**Directions for this task**
Skip every picture and transcribe the remaining material exactly.

▬▬▬▬▬▬▬▬▬▬

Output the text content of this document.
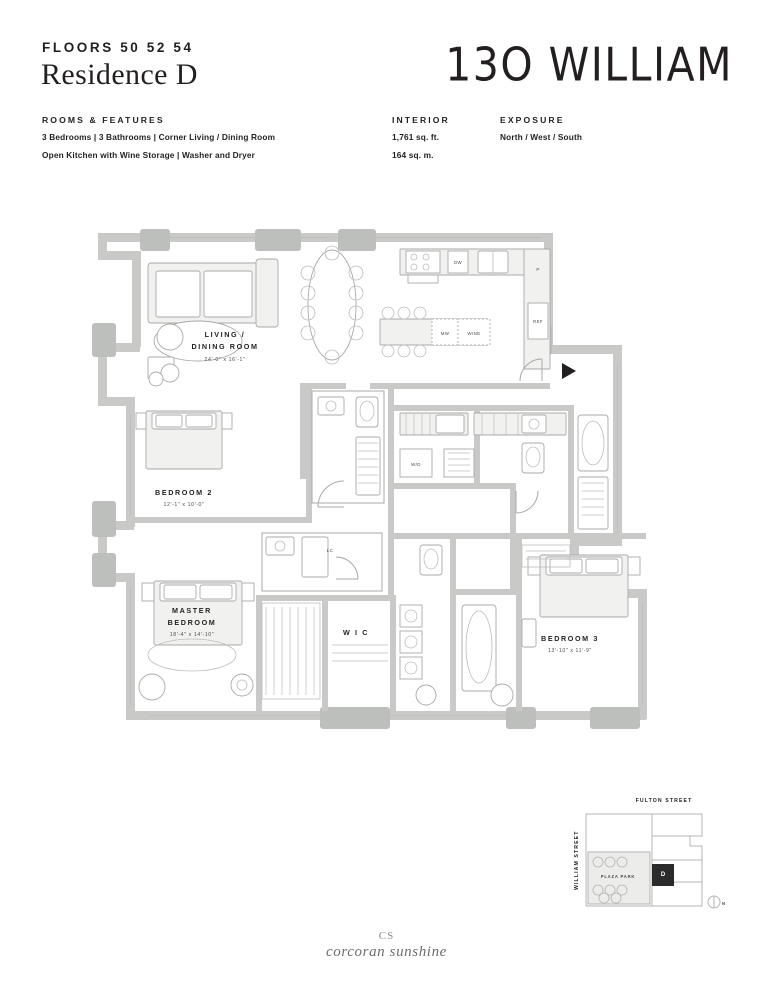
FLOORS 50 52 54
Residence D	13O WILLIAM
ROOMS & FEATURES
3 Bedrooms | 3 Bathrooms | Corner Living / Dining Room
Open Kitchen with Wine Storage | Washer and Dryer
INTERIOR
1,761 sq. ft.
164 sq. m.
EXPOSURE
North / West / South
LIVING /
DINING ROOM
24'-0" x 16'-1"
DW
P
REF
MW	WINE
BEDROOM 2
12'-1" x 10'-0"
W/D
MASTER
BEDROOM
18'-4" x 14'-10"
LC
W I C
BEDROOM 3
13'-10" x 11'-9"
FULTON STREET
WILLIAM STREET	PLAZA PARK	D
N
CS
corcoran sunshine
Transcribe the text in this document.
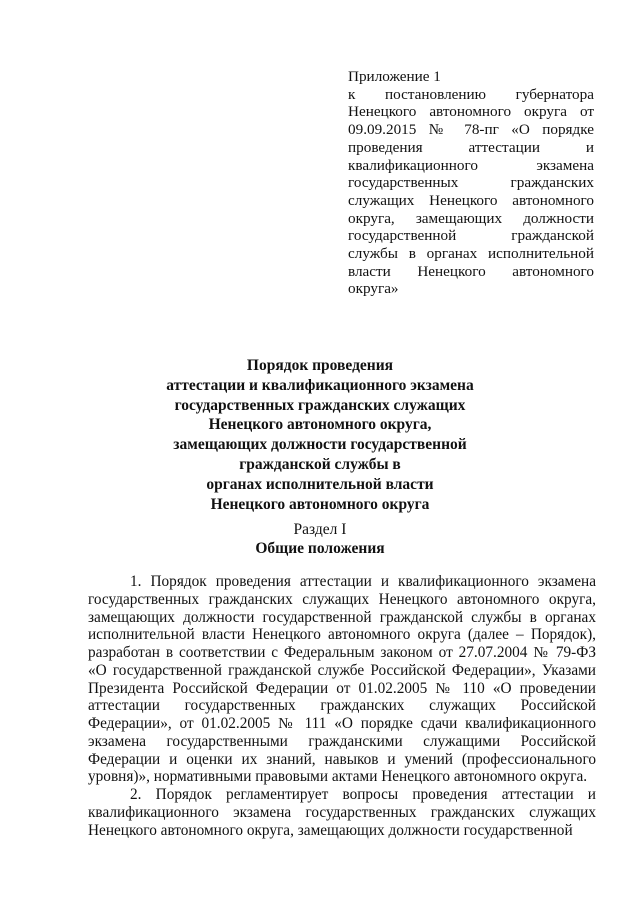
Приложение 1
к постановлению губернатора Ненецкого автономного округа от 09.09.2015 № 78-пг «О порядке проведения аттестации и квалификационного экзамена государственных гражданских служащих Ненецкого автономного округа, замещающих должности государственной гражданской службы в органах исполнительной власти Ненецкого автономного округа»
Порядок проведения
аттестации и квалификационного экзамена
государственных гражданских служащих
Ненецкого автономного округа,
замещающих должности государственной
гражданской службы в
органах исполнительной власти
Ненецкого автономного округа
Раздел I
Общие положения

1. Порядок проведения аттестации и квалификационного экзамена государственных гражданских служащих Ненецкого автономного округа, замещающих должности государственной гражданской службы в органах исполнительной власти Ненецкого автономного округа (далее – Порядок), разработан в соответствии с Федеральным законом от 27.07.2004 № 79-ФЗ «О государственной гражданской службе Российской Федерации», Указами Президента Российской Федерации от 01.02.2005 № 110 «О проведении аттестации государственных гражданских служащих Российской Федерации», от 01.02.2005 № 111 «О порядке сдачи квалификационного экзамена государственными гражданскими служащими Российской Федерации и оценки их знаний, навыков и умений (профессионального уровня)», нормативными правовыми актами Ненецкого автономного округа.

2. Порядок регламентирует вопросы проведения аттестации и квалификационного экзамена государственных гражданских служащих Ненецкого автономного округа, замещающих должности государственной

▬▬▬▬▬▬▬▬▬▬

**Output of the exercise**
Output the text content of this document.
FLOORS 50 52 54
Residence D	13O WILLIAM
ROOMS & FEATURES
3 Bedrooms | 3 Bathrooms | Corner Living / Dining Room
Open Kitchen with Wine Storage | Washer and Dryer
INTERIOR
1,761 sq. ft.
164 sq. m.
EXPOSURE
North / West / South
LIVING /
DINING ROOM
24'-0" x 16'-1"
DW
P
REF
MW	WINE
BEDROOM 2
12'-1" x 10'-0"
W/D
MASTER
BEDROOM
18'-4" x 14'-10"
LC
W I C
BEDROOM 3
13'-10" x 11'-9"
FULTON STREET
WILLIAM STREET	PLAZA PARK	D
N
CS
corcoran sunshine
Transcribe the text in this document.
Приложение 1
к постановлению губернатора Ненецкого автономного округа от 09.09.2015 № 78-пг «О порядке проведения аттестации и квалификационного экзамена государственных гражданских служащих Ненецкого автономного округа, замещающих должности государственной гражданской службы в органах исполнительной власти Ненецкого автономного округа»
Порядок проведения
аттестации и квалификационного экзамена
государственных гражданских служащих
Ненецкого автономного округа,
замещающих должности государственной
гражданской службы в
органах исполнительной власти
Ненецкого автономного округа
Раздел I
Общие положения

1. Порядок проведения аттестации и квалификационного экзамена государственных гражданских служащих Ненецкого автономного округа, замещающих должности государственной гражданской службы в органах исполнительной власти Ненецкого автономного округа (далее – Порядок), разработан в соответствии с Федеральным законом от 27.07.2004 № 79-ФЗ «О государственной гражданской службе Российской Федерации», Указами Президента Российской Федерации от 01.02.2005 № 110 «О проведении аттестации государственных гражданских служащих Российской Федерации», от 01.02.2005 № 111 «О порядке сдачи квалификационного экзамена государственными гражданскими служащими Российской Федерации и оценки их знаний, навыков и умений (профессионального уровня)», нормативными правовыми актами Ненецкого автономного округа.

2. Порядок регламентирует вопросы проведения аттестации и квалификационного экзамена государственных гражданских служащих Ненецкого автономного округа, замещающих должности государственной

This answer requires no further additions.